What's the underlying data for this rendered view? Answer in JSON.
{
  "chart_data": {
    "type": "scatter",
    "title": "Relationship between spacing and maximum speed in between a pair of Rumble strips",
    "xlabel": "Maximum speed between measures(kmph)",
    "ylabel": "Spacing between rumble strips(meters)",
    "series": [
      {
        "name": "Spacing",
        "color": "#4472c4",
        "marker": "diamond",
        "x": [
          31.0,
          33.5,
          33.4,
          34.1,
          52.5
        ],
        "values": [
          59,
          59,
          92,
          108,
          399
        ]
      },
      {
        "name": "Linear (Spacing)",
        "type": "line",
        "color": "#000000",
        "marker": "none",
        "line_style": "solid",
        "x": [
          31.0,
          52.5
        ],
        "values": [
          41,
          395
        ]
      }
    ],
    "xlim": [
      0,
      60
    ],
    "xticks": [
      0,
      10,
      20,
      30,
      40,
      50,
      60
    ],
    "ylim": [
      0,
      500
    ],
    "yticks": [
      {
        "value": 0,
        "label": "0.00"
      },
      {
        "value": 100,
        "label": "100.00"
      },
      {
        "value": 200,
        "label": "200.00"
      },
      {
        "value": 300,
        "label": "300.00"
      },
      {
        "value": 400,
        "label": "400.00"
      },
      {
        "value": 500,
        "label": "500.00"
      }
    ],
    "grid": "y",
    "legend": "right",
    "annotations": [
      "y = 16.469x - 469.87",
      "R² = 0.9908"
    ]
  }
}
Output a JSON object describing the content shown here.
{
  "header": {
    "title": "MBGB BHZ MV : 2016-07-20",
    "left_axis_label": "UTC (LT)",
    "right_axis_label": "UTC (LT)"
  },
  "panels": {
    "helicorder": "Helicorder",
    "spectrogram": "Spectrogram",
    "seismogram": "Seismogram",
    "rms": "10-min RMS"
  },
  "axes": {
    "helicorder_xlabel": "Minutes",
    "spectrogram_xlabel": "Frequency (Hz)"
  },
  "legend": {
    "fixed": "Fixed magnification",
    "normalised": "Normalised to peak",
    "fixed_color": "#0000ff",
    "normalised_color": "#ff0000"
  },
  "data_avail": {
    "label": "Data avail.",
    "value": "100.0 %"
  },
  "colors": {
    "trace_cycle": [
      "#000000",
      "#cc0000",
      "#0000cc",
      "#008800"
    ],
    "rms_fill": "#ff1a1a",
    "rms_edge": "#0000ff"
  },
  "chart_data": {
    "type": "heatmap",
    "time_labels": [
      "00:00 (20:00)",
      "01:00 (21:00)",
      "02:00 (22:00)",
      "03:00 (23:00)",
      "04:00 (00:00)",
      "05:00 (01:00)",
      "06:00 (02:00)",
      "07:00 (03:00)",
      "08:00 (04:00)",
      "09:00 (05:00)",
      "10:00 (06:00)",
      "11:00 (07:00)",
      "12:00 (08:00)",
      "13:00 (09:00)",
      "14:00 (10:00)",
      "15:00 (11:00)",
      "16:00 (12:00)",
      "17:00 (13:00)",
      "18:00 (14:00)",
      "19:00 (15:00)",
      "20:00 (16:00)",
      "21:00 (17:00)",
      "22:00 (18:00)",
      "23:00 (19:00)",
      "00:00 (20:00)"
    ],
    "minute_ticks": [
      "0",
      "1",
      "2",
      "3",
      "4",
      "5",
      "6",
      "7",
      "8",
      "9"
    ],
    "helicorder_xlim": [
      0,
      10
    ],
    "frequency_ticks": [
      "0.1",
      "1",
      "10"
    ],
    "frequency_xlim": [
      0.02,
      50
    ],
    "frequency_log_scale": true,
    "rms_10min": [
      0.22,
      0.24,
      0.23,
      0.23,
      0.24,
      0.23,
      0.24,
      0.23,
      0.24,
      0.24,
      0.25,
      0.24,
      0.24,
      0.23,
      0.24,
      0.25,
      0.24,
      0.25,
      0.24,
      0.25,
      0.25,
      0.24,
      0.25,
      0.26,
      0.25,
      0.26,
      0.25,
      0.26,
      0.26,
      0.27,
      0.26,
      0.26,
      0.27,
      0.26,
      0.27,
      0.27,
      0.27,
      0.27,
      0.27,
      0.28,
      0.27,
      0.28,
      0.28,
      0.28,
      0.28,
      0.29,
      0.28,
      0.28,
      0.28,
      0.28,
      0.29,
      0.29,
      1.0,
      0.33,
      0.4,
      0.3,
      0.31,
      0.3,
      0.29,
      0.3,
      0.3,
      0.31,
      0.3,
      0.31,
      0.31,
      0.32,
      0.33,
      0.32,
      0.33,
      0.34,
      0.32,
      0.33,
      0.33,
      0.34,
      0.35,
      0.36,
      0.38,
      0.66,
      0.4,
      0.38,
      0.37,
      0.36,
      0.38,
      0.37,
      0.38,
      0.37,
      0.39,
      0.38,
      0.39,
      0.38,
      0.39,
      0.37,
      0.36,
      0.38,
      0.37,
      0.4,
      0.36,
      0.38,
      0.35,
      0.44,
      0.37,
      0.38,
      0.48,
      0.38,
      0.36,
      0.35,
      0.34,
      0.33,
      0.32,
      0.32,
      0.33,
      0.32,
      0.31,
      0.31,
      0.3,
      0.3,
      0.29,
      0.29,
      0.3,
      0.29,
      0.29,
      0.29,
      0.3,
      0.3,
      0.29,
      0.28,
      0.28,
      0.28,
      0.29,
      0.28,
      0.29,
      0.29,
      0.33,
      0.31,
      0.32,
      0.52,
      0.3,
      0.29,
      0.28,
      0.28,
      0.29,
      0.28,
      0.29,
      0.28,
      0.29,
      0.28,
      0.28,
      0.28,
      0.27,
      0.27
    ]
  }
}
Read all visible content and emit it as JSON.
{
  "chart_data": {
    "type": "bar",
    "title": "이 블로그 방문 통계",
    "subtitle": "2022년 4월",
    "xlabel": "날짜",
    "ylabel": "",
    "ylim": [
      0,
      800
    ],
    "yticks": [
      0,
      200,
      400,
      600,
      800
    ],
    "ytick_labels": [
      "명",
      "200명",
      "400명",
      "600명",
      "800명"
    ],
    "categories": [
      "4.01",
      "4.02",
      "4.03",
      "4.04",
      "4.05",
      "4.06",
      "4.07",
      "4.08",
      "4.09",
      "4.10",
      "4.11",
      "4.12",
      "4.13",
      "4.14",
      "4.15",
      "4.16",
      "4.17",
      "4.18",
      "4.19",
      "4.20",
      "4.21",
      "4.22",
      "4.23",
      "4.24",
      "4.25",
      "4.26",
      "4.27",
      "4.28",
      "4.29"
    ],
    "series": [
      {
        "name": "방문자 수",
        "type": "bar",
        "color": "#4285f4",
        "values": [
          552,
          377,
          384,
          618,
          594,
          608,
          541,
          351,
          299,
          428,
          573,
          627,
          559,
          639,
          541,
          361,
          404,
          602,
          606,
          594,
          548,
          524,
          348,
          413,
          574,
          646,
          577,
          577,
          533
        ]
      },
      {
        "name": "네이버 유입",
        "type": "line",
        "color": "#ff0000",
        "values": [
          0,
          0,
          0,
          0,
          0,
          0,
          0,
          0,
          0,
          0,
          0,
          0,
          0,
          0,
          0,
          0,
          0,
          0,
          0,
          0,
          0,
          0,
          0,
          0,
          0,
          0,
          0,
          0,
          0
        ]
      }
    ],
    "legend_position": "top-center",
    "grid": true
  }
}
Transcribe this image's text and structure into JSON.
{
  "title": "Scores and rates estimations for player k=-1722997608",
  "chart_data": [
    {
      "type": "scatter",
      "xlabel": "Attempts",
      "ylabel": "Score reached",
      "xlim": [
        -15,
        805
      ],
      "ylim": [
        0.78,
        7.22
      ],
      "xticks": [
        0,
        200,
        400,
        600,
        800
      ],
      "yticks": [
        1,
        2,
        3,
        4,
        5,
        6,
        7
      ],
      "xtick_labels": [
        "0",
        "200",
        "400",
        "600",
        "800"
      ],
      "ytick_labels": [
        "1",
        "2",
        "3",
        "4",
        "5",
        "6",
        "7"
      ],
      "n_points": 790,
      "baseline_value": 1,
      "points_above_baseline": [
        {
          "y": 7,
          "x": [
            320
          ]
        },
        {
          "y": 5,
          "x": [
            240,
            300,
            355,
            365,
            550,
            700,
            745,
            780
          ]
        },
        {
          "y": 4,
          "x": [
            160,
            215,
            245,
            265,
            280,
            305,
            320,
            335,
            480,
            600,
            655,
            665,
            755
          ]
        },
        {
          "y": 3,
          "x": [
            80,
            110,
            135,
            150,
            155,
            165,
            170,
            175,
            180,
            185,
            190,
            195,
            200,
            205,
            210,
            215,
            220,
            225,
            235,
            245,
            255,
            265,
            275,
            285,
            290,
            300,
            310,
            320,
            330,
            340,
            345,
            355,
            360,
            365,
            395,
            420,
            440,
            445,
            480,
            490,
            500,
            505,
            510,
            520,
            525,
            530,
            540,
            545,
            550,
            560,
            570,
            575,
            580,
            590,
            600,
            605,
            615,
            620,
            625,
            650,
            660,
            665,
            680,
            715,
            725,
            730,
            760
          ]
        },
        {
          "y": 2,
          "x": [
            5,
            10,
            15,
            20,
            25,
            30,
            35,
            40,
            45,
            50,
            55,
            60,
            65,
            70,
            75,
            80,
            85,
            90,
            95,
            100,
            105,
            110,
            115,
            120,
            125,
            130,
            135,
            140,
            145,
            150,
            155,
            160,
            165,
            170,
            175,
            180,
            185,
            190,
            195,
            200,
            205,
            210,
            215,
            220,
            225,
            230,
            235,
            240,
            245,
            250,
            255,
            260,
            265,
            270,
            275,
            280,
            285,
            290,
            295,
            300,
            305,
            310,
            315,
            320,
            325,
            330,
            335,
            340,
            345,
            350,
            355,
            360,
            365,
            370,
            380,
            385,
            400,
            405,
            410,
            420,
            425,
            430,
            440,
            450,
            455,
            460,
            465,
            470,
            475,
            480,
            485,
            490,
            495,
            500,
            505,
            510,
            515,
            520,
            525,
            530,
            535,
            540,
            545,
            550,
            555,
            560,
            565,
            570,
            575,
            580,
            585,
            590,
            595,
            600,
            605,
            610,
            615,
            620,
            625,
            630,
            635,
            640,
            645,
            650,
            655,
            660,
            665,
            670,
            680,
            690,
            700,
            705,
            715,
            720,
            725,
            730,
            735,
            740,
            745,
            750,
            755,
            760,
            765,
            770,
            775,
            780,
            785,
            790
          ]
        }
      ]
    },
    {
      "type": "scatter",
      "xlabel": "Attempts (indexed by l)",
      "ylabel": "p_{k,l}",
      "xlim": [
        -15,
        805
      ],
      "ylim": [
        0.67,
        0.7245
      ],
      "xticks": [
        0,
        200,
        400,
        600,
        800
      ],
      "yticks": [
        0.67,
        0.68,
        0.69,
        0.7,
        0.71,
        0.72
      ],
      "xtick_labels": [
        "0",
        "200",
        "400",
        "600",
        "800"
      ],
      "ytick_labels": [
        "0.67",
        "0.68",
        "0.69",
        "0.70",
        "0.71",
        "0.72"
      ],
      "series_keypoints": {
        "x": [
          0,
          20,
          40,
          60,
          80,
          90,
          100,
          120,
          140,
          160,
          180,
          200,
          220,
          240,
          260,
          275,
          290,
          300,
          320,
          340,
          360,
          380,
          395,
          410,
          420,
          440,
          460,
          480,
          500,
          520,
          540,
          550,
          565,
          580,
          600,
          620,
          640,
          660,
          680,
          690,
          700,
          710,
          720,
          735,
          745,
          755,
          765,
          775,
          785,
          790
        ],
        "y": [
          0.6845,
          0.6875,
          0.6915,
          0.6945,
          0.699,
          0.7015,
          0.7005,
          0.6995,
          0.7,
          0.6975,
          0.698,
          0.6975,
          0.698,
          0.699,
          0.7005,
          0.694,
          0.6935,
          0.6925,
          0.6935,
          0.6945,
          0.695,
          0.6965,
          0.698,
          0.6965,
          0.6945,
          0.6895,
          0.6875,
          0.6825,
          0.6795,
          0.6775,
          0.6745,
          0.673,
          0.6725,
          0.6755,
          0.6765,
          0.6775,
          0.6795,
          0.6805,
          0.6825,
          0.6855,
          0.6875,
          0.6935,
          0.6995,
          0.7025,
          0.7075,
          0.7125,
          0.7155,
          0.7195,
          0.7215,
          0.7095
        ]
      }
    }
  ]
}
════
## Do this
Scan the listing above and copy all lines containing the word "JSON".

## Task result
What's the underlying data for this rendered view? Answer in JSON.
Output a JSON object describing the content shown here.
Read all visible content and emit it as JSON.
Transcribe this image's text and structure into JSON.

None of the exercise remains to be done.